* [Exercise prompt] Condense the paragraph starting "We are going to compare the outcome with boosting" in the R walkthrough below into a short bulleted list that keeps its main facts.

* [Selected passage]
Start
Now let’s make some predictions

yhat.bag <- predict(bag.boston, newdata = Boston[-train,])
mean((yhat.bag - boston.test)^2)

[1] 8.725522

We are going to compare the outcome with boosting. Boosting has the same general form except instead of randomForest, you will use “gbm”. We list the distribution as gaussian” since this is a regression problem; if it were a binary classification problem, we would use distribution=“bernoulli”. The argument n.trees=5000 indicates that we want 5000 t trees, and the option interaction.depth=4 limits the depth of each tree. Just as before, we can see the relative importance by looking at the summary. lstat and rm are the most important variables.

## install.packages("gbm")  
library(gbm)

Loaded gbm 2.1.9

This version of gbm is no longer under development. Consider transitioning to gbm3, https://github.com/gbm-developers/gbm3

set.seed(222)
End
* [Records]
Start
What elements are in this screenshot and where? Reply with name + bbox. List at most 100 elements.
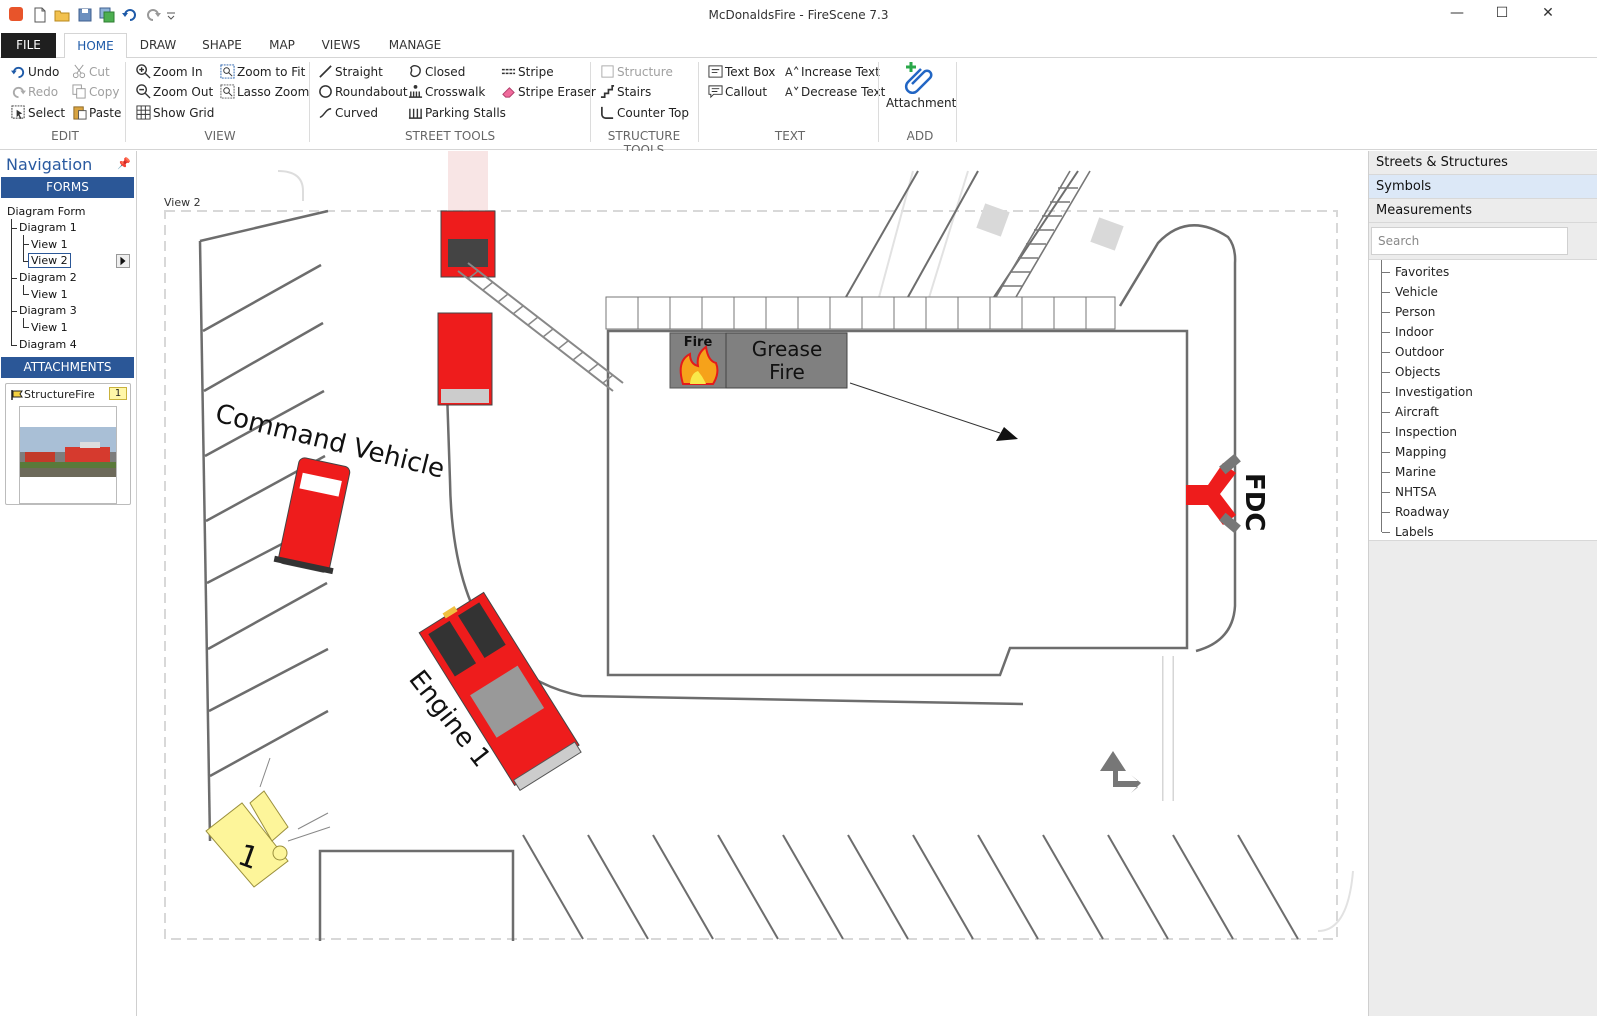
tree-diagram-2[interactable]: Diagram 2 (19, 271, 77, 284)
tab-shape[interactable]: SHAPE (192, 33, 252, 58)
attachment-card[interactable]: StructureFire 1 (5, 383, 131, 505)
category-marine[interactable]: Marine (1382, 465, 1436, 479)
lasso-zoom-icon (220, 84, 235, 99)
close-button[interactable]: ✕ (1533, 5, 1563, 25)
scene-drawing[interactable]: Fire Grease Fire FDC Command Vehicle Eng… (138, 151, 1367, 1016)
zoom-to-fit-button[interactable]: Zoom to Fit (220, 63, 305, 81)
stripe-button[interactable]: Stripe (501, 63, 554, 81)
view-group-label: VIEW (204, 129, 236, 143)
parking-curb-top (199, 209, 329, 243)
zoom-in-button[interactable]: Zoom In (136, 63, 203, 81)
lasso-zoom-label: Lasso Zoom (237, 85, 310, 99)
measurements-header[interactable]: Measurements (1369, 199, 1597, 223)
svg-text:A: A (785, 86, 793, 99)
crosswalk-button[interactable]: Crosswalk (408, 83, 485, 101)
straight-button[interactable]: Straight (318, 63, 383, 81)
closed-button[interactable]: Closed (408, 63, 465, 81)
minimize-button[interactable]: — (1442, 5, 1472, 25)
paperclip-icon (904, 62, 933, 94)
category-person[interactable]: Person (1381, 305, 1435, 319)
tab-draw[interactable]: DRAW (132, 33, 184, 58)
tab-manage[interactable]: MANAGE (376, 33, 454, 58)
cut-button[interactable]: Cut (72, 63, 110, 81)
select-button[interactable]: Select (11, 104, 65, 122)
stripe-eraser-button[interactable]: Stripe Eraser (501, 83, 596, 101)
attachment-name: StructureFire (24, 388, 95, 401)
category-indoor[interactable]: Indoor (1381, 325, 1433, 339)
decrease-text-button[interactable]: A Decrease Text (784, 83, 885, 101)
forms-header[interactable]: FORMS (1, 177, 134, 198)
tree-diagram-form[interactable]: Diagram Form (7, 205, 85, 218)
counter-top-button[interactable]: Counter Top (600, 104, 689, 122)
diagram-canvas[interactable]: View 2 Fire Grease Fire FDC Command Vehi… (138, 151, 1367, 1016)
u-turn-icon (976, 203, 1010, 237)
group-separator (125, 62, 126, 142)
tree-d2-view-1[interactable]: View 1 (31, 288, 68, 301)
tree-diagram-3[interactable]: Diagram 3 (19, 304, 77, 317)
zoom-out-icon (136, 84, 151, 99)
attachment-count-badge: 1 (109, 387, 127, 400)
category-outdoor[interactable]: Outdoor (1382, 345, 1444, 359)
attachment-thumbnail[interactable] (19, 406, 117, 504)
stairs-button[interactable]: Stairs (600, 83, 651, 101)
structure-icon (601, 65, 614, 78)
tab-views[interactable]: VIEWS (313, 33, 369, 58)
zoom-out-button[interactable]: Zoom Out (136, 83, 213, 101)
tree-d3-view-1[interactable]: View 1 (31, 321, 68, 334)
increase-text-button[interactable]: A Increase Text (784, 63, 880, 81)
tree-connector (11, 311, 17, 312)
undo-button[interactable]: Undo (11, 63, 59, 81)
paste-button[interactable]: Paste (72, 104, 121, 122)
tab-file[interactable]: FILE (1, 33, 56, 58)
parking-stalls-button[interactable]: Parking Stalls (408, 104, 506, 122)
redo-icon (12, 86, 26, 99)
expand-arrow-icon[interactable] (116, 254, 130, 268)
text-box-button[interactable]: Text Box (708, 63, 775, 81)
redo-button[interactable]: Redo (11, 83, 58, 101)
structure-button[interactable]: Structure (600, 63, 673, 81)
increase-text-icon: A (785, 65, 799, 79)
attachment-button[interactable]: Attachment (886, 60, 956, 118)
symbol-category-list: Favorites Vehicle Person Indoor Outdoor … (1369, 259, 1597, 541)
increase-text-label: Increase Text (801, 65, 880, 79)
callout-label: Callout (725, 85, 768, 99)
category-favorites[interactable]: Favorites (1381, 265, 1449, 279)
numbered-marker (205, 757, 331, 888)
tree-d1-view-1[interactable]: View 1 (31, 238, 68, 251)
copy-button[interactable]: Copy (72, 83, 119, 101)
group-separator (309, 62, 310, 142)
lasso-zoom-button[interactable]: Lasso Zoom (220, 83, 309, 101)
maximize-button[interactable]: ☐ (1487, 5, 1517, 25)
tree-diagram-1[interactable]: Diagram 1 (19, 221, 77, 234)
tab-home[interactable]: HOME (64, 33, 127, 59)
tree-connector (23, 244, 29, 245)
ribbon-tabs: FILE HOME DRAW SHAPE MAP VIEWS MANAGE (0, 31, 1597, 59)
category-mapping[interactable]: Mapping (1382, 445, 1447, 459)
attachments-header[interactable]: ATTACHMENTS (1, 357, 134, 378)
category-aircraft[interactable]: Aircraft (1382, 405, 1439, 419)
category-vehicle[interactable]: Vehicle (1382, 285, 1438, 299)
pin-icon[interactable]: 📌 (117, 157, 131, 170)
category-labels[interactable]: Labels (1382, 525, 1434, 539)
tree-d1-view-2-selected[interactable]: View 2 (28, 253, 71, 268)
category-investigation[interactable]: Investigation (1382, 385, 1473, 399)
navigation-title: Navigation (6, 155, 93, 174)
callout-button[interactable]: Callout (708, 83, 767, 101)
category-objects[interactable]: Objects (1381, 365, 1440, 379)
symbol-search-input[interactable]: Search (1371, 227, 1568, 255)
streets-structures-header[interactable]: Streets & Structures (1369, 151, 1597, 175)
u-turn-icon (1090, 217, 1124, 251)
bottom-structure (318, 849, 515, 941)
category-roadway[interactable]: Roadway (1381, 505, 1449, 519)
parking-stalls-icon (408, 108, 423, 119)
roundabout-button[interactable]: Roundabout (318, 83, 408, 101)
tree-connector (23, 318, 24, 327)
show-grid-button[interactable]: Show Grid (136, 104, 214, 122)
curved-button[interactable]: Curved (318, 104, 378, 122)
tab-map[interactable]: MAP (258, 33, 306, 58)
category-nhtsa[interactable]: NHTSA (1381, 485, 1436, 499)
symbols-header[interactable]: Symbols (1369, 175, 1597, 199)
tree-diagram-4[interactable]: Diagram 4 (19, 338, 77, 351)
cut-label: Cut (89, 65, 110, 79)
category-inspection[interactable]: Inspection (1382, 425, 1457, 439)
End
* [Correct response]
- The results will be compared with boosting.
- Boosting follows the same general form, but uses gbm in place of randomForest.
- The distribution is set to "gaussian" because this is a regression problem. A binary classification problem would use distribution="bernoulli".
- n.trees=5000 requests 5000 trees.
- interaction.depth=4 limits the depth of each tree.
- The summary shows relative importance, and lstat and rm are the most important variables.